→ BRIEF
Output every entry exactly, from the first line to the last.

→ DATA ROWS
╔══
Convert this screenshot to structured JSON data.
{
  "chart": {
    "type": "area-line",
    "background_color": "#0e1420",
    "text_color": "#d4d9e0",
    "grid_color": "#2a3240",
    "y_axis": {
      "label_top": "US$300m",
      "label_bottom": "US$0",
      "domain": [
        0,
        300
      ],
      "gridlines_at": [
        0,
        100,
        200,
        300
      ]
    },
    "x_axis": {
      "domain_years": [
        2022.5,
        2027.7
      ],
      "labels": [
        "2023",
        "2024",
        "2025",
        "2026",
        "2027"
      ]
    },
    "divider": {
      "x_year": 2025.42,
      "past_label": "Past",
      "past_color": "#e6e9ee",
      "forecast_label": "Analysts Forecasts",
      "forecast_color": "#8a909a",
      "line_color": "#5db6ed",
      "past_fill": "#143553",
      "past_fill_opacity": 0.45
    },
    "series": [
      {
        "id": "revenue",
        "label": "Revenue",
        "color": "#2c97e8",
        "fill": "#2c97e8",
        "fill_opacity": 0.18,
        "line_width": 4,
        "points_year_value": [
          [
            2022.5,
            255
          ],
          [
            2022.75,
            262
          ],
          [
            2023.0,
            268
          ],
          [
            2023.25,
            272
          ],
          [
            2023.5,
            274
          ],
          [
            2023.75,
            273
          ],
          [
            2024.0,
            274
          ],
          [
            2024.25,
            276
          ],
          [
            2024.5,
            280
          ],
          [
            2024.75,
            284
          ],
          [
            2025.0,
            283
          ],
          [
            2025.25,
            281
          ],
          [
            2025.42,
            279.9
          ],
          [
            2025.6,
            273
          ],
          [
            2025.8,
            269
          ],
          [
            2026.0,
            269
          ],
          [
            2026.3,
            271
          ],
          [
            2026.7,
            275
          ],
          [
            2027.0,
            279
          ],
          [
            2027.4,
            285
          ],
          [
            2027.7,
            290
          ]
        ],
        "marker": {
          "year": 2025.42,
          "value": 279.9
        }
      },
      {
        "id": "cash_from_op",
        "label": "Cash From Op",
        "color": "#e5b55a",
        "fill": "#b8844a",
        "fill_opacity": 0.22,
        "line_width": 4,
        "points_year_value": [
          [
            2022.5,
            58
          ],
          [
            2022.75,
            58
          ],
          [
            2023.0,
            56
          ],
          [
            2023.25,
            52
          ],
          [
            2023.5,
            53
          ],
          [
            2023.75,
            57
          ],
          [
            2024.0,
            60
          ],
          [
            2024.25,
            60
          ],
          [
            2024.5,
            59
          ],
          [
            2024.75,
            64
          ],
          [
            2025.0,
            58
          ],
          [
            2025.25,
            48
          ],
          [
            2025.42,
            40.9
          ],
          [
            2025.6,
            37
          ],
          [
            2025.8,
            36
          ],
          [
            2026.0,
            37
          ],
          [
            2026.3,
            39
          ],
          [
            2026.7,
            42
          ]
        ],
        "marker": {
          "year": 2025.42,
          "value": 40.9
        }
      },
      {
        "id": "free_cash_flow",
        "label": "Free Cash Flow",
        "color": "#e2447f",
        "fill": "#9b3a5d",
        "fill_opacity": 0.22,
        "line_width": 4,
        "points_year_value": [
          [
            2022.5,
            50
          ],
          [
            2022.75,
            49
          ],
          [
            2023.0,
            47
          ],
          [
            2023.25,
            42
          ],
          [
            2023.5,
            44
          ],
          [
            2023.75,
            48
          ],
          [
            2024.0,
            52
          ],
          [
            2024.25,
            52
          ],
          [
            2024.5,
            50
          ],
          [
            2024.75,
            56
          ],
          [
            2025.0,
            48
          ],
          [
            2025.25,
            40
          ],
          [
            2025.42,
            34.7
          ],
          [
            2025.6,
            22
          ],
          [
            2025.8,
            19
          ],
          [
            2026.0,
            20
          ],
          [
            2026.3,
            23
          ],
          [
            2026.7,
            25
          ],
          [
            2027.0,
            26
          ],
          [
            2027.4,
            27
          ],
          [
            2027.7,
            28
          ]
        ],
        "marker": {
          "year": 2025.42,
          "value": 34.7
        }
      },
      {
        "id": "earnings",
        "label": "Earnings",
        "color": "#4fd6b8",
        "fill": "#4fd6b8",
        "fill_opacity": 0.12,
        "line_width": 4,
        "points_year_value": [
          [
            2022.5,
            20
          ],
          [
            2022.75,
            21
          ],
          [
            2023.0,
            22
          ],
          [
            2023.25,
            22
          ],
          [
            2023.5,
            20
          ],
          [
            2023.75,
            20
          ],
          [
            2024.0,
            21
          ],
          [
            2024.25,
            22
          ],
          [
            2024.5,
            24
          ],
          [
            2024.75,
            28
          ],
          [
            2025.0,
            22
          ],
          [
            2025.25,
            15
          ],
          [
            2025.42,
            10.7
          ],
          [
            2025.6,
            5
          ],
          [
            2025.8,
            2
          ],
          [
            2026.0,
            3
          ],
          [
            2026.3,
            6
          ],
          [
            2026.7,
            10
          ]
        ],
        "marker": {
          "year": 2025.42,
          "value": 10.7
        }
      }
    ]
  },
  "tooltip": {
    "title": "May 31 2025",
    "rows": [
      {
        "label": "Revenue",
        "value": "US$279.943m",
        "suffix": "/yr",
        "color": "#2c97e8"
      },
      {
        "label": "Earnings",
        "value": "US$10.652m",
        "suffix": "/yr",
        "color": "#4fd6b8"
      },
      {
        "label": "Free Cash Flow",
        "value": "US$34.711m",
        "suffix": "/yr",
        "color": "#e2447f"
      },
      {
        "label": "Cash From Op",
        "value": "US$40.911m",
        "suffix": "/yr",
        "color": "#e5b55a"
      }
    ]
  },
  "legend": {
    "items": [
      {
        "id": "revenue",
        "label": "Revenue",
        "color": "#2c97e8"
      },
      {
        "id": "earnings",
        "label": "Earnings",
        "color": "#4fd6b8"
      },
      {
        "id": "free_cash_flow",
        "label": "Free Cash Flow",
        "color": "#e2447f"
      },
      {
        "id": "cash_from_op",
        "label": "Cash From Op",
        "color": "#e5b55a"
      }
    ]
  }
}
╚══
→ ANSWER BELOW
Convert this screenshot to structured JSON data.
{
  "chart": {
    "type": "area-line",
    "background_color": "#0e1420",
    "text_color": "#d4d9e0",
    "grid_color": "#2a3240",
    "y_axis": {
      "label_top": "US$300m",
      "label_bottom": "US$0",
      "domain": [
        0,
        300
      ],
      "gridlines_at": [
        0,
        100,
        200,
        300
      ]
    },
    "x_axis": {
      "domain_years": [
        2022.5,
        2027.7
      ],
      "labels": [
        "2023",
        "2024",
        "2025",
        "2026",
        "2027"
      ]
    },
    "divider": {
      "x_year": 2025.42,
      "past_label": "Past",
      "past_color": "#e6e9ee",
      "forecast_label": "Analysts Forecasts",
      "forecast_color": "#8a909a",
      "line_color": "#5db6ed",
      "past_fill": "#143553",
      "past_fill_opacity": 0.45
    },
    "series": [
      {
        "id": "revenue",
        "label": "Revenue",
        "color": "#2c97e8",
        "fill": "#2c97e8",
        "fill_opacity": 0.18,
        "line_width": 4,
        "points_year_value": [
          [
            2022.5,
            255
          ],
          [
            2022.75,
            262
          ],
          [
            2023.0,
            268
          ],
          [
            2023.25,
            272
          ],
          [
            2023.5,
            274
          ],
          [
            2023.75,
            273
          ],
          [
            2024.0,
            274
          ],
          [
            2024.25,
            276
          ],
          [
            2024.5,
            280
          ],
          [
            2024.75,
            284
          ],
          [
            2025.0,
            283
          ],
          [
            2025.25,
            281
          ],
          [
            2025.42,
            279.9
          ],
          [
            2025.6,
            273
          ],
          [
            2025.8,
            269
          ],
          [
            2026.0,
            269
          ],
          [
            2026.3,
            271
          ],
          [
            2026.7,
            275
          ],
          [
            2027.0,
            279
          ],
          [
            2027.4,
            285
          ],
          [
            2027.7,
            290
          ]
        ],
        "marker": {
          "year": 2025.42,
          "value": 279.9
        }
      },
      {
        "id": "cash_from_op",
        "label": "Cash From Op",
        "color": "#e5b55a",
        "fill": "#b8844a",
        "fill_opacity": 0.22,
        "line_width": 4,
        "points_year_value": [
          [
            2022.5,
            58
          ],
          [
            2022.75,
            58
          ],
          [
            2023.0,
            56
          ],
          [
            2023.25,
            52
          ],
          [
            2023.5,
            53
          ],
          [
            2023.75,
            57
          ],
          [
            2024.0,
            60
          ],
          [
            2024.25,
            60
          ],
          [
            2024.5,
            59
          ],
          [
            2024.75,
            64
          ],
          [
            2025.0,
            58
          ],
          [
            2025.25,
            48
          ],
          [
            2025.42,
            40.9
          ],
          [
            2025.6,
            37
          ],
          [
            2025.8,
            36
          ],
          [
            2026.0,
            37
          ],
          [
            2026.3,
            39
          ],
          [
            2026.7,
            42
          ]
        ],
        "marker": {
          "year": 2025.42,
          "value": 40.9
        }
      },
      {
        "id": "free_cash_flow",
        "label": "Free Cash Flow",
        "color": "#e2447f",
        "fill": "#9b3a5d",
        "fill_opacity": 0.22,
        "line_width": 4,
        "points_year_value": [
          [
            2022.5,
            50
          ],
          [
            2022.75,
            49
          ],
          [
            2023.0,
            47
          ],
          [
            2023.25,
            42
          ],
          [
            2023.5,
            44
          ],
          [
            2023.75,
            48
          ],
          [
            2024.0,
            52
          ],
          [
            2024.25,
            52
          ],
          [
            2024.5,
            50
          ],
          [
            2024.75,
            56
          ],
          [
            2025.0,
            48
          ],
          [
            2025.25,
            40
          ],
          [
            2025.42,
            34.7
          ],
          [
            2025.6,
            22
          ],
          [
            2025.8,
            19
          ],
          [
            2026.0,
            20
          ],
          [
            2026.3,
            23
          ],
          [
            2026.7,
            25
          ],
          [
            2027.0,
            26
          ],
          [
            2027.4,
            27
          ],
          [
            2027.7,
            28
          ]
        ],
        "marker": {
          "year": 2025.42,
          "value": 34.7
        }
      },
      {
        "id": "earnings",
        "label": "Earnings",
        "color": "#4fd6b8",
        "fill": "#4fd6b8",
        "fill_opacity": 0.12,
        "line_width": 4,
        "points_year_value": [
          [
            2022.5,
            20
          ],
          [
            2022.75,
            21
          ],
          [
            2023.0,
            22
          ],
          [
            2023.25,
            22
          ],
          [
            2023.5,
            20
          ],
          [
            2023.75,
            20
          ],
          [
            2024.0,
            21
          ],
          [
            2024.25,
            22
          ],
          [
            2024.5,
            24
          ],
          [
            2024.75,
            28
          ],
          [
            2025.0,
            22
          ],
          [
            2025.25,
            15
          ],
          [
            2025.42,
            10.7
          ],
          [
            2025.6,
            5
          ],
          [
            2025.8,
            2
          ],
          [
            2026.0,
            3
          ],
          [
            2026.3,
            6
          ],
          [
            2026.7,
            10
          ]
        ],
        "marker": {
          "year": 2025.42,
          "value": 10.7
        }
      }
    ]
  },
  "tooltip": {
    "title": "May 31 2025",
    "rows": [
      {
        "label": "Revenue",
        "value": "US$279.943m",
        "suffix": "/yr",
        "color": "#2c97e8"
      },
      {
        "label": "Earnings",
        "value": "US$10.652m",
        "suffix": "/yr",
        "color": "#4fd6b8"
      },
      {
        "label": "Free Cash Flow",
        "value": "US$34.711m",
        "suffix": "/yr",
        "color": "#e2447f"
      },
      {
        "label": "Cash From Op",
        "value": "US$40.911m",
        "suffix": "/yr",
        "color": "#e5b55a"
      }
    ]
  },
  "legend": {
    "items": [
      {
        "id": "revenue",
        "label": "Revenue",
        "color": "#2c97e8"
      },
      {
        "id": "earnings",
        "label": "Earnings",
        "color": "#4fd6b8"
      },
      {
        "id": "free_cash_flow",
        "label": "Free Cash Flow",
        "color": "#e2447f"
      },
      {
        "id": "cash_from_op",
        "label": "Cash From Op",
        "color": "#e5b55a"
      }
    ]
  }
}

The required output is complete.